Please repeat all of the listing exactly.

## Start Excerpted data

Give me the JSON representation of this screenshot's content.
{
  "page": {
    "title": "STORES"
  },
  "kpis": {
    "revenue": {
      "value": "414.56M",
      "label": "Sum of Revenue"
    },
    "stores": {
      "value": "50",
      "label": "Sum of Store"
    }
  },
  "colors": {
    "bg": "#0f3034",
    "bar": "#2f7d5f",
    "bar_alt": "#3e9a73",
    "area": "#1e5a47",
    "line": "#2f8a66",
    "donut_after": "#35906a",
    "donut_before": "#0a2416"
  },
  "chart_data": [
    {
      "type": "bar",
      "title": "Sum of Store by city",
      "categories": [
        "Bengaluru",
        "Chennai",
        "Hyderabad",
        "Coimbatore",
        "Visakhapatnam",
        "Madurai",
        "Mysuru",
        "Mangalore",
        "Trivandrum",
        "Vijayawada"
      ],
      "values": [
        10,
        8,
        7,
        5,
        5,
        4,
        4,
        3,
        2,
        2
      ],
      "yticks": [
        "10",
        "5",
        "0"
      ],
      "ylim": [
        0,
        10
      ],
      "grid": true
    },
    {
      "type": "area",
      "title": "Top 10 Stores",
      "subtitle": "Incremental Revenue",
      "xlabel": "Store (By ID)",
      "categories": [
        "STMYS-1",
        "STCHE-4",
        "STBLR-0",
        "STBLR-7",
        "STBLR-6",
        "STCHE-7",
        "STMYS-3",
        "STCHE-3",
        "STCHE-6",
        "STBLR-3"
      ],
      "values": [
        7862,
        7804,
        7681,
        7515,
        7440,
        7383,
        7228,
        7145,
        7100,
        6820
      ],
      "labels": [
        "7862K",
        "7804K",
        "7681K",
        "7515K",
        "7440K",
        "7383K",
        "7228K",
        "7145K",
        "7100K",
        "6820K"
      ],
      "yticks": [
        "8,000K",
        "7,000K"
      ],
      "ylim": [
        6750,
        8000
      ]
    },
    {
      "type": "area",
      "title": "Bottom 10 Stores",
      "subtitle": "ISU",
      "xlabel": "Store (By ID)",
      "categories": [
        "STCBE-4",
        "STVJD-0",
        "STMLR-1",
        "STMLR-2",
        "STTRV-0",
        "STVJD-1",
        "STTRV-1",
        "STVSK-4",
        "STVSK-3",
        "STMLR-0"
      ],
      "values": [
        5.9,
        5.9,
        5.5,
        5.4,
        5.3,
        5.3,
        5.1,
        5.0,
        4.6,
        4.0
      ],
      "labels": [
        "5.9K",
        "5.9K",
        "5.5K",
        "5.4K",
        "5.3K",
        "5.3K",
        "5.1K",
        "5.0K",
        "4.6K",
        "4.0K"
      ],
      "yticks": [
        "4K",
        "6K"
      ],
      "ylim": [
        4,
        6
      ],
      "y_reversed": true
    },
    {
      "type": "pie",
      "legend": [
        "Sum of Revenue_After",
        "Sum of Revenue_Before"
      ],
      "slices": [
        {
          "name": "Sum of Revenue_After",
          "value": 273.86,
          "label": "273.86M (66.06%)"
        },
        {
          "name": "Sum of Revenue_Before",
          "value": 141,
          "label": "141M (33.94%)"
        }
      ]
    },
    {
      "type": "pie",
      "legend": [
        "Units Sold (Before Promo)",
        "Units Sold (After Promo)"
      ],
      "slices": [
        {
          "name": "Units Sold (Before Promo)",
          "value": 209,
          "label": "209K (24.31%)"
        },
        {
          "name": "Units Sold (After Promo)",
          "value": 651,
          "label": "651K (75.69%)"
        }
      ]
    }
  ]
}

## End Excerpted data

* [Answer to this exercise]
Give me the JSON representation of this screenshot's content.
{
  "page": {
    "title": "STORES"
  },
  "kpis": {
    "revenue": {
      "value": "414.56M",
      "label": "Sum of Revenue"
    },
    "stores": {
      "value": "50",
      "label": "Sum of Store"
    }
  },
  "colors": {
    "bg": "#0f3034",
    "bar": "#2f7d5f",
    "bar_alt": "#3e9a73",
    "area": "#1e5a47",
    "line": "#2f8a66",
    "donut_after": "#35906a",
    "donut_before": "#0a2416"
  },
  "chart_data": [
    {
      "type": "bar",
      "title": "Sum of Store by city",
      "categories": [
        "Bengaluru",
        "Chennai",
        "Hyderabad",
        "Coimbatore",
        "Visakhapatnam",
        "Madurai",
        "Mysuru",
        "Mangalore",
        "Trivandrum",
        "Vijayawada"
      ],
      "values": [
        10,
        8,
        7,
        5,
        5,
        4,
        4,
        3,
        2,
        2
      ],
      "yticks": [
        "10",
        "5",
        "0"
      ],
      "ylim": [
        0,
        10
      ],
      "grid": true
    },
    {
      "type": "area",
      "title": "Top 10 Stores",
      "subtitle": "Incremental Revenue",
      "xlabel": "Store (By ID)",
      "categories": [
        "STMYS-1",
        "STCHE-4",
        "STBLR-0",
        "STBLR-7",
        "STBLR-6",
        "STCHE-7",
        "STMYS-3",
        "STCHE-3",
        "STCHE-6",
        "STBLR-3"
      ],
      "values": [
        7862,
        7804,
        7681,
        7515,
        7440,
        7383,
        7228,
        7145,
        7100,
        6820
      ],
      "labels": [
        "7862K",
        "7804K",
        "7681K",
        "7515K",
        "7440K",
        "7383K",
        "7228K",
        "7145K",
        "7100K",
        "6820K"
      ],
      "yticks": [
        "8,000K",
        "7,000K"
      ],
      "ylim": [
        6750,
        8000
      ]
    },
    {
      "type": "area",
      "title": "Bottom 10 Stores",
      "subtitle": "ISU",
      "xlabel": "Store (By ID)",
      "categories": [
        "STCBE-4",
        "STVJD-0",
        "STMLR-1",
        "STMLR-2",
        "STTRV-0",
        "STVJD-1",
        "STTRV-1",
        "STVSK-4",
        "STVSK-3",
        "STMLR-0"
      ],
      "values": [
        5.9,
        5.9,
        5.5,
        5.4,
        5.3,
        5.3,
        5.1,
        5.0,
        4.6,
        4.0
      ],
      "labels": [
        "5.9K",
        "5.9K",
        "5.5K",
        "5.4K",
        "5.3K",
        "5.3K",
        "5.1K",
        "5.0K",
        "4.6K",
        "4.0K"
      ],
      "yticks": [
        "4K",
        "6K"
      ],
      "ylim": [
        4,
        6
      ],
      "y_reversed": true
    },
    {
      "type": "pie",
      "legend": [
        "Sum of Revenue_After",
        "Sum of Revenue_Before"
      ],
      "slices": [
        {
          "name": "Sum of Revenue_After",
          "value": 273.86,
          "label": "273.86M (66.06%)"
        },
        {
          "name": "Sum of Revenue_Before",
          "value": 141,
          "label": "141M (33.94%)"
        }
      ]
    },
    {
      "type": "pie",
      "legend": [
        "Units Sold (Before Promo)",
        "Units Sold (After Promo)"
      ],
      "slices": [
        {
          "name": "Units Sold (Before Promo)",
          "value": 209,
          "label": "209K (24.31%)"
        },
        {
          "name": "Units Sold (After Promo)",
          "value": 651,
          "label": "651K (75.69%)"
        }
      ]
    }
  ]
}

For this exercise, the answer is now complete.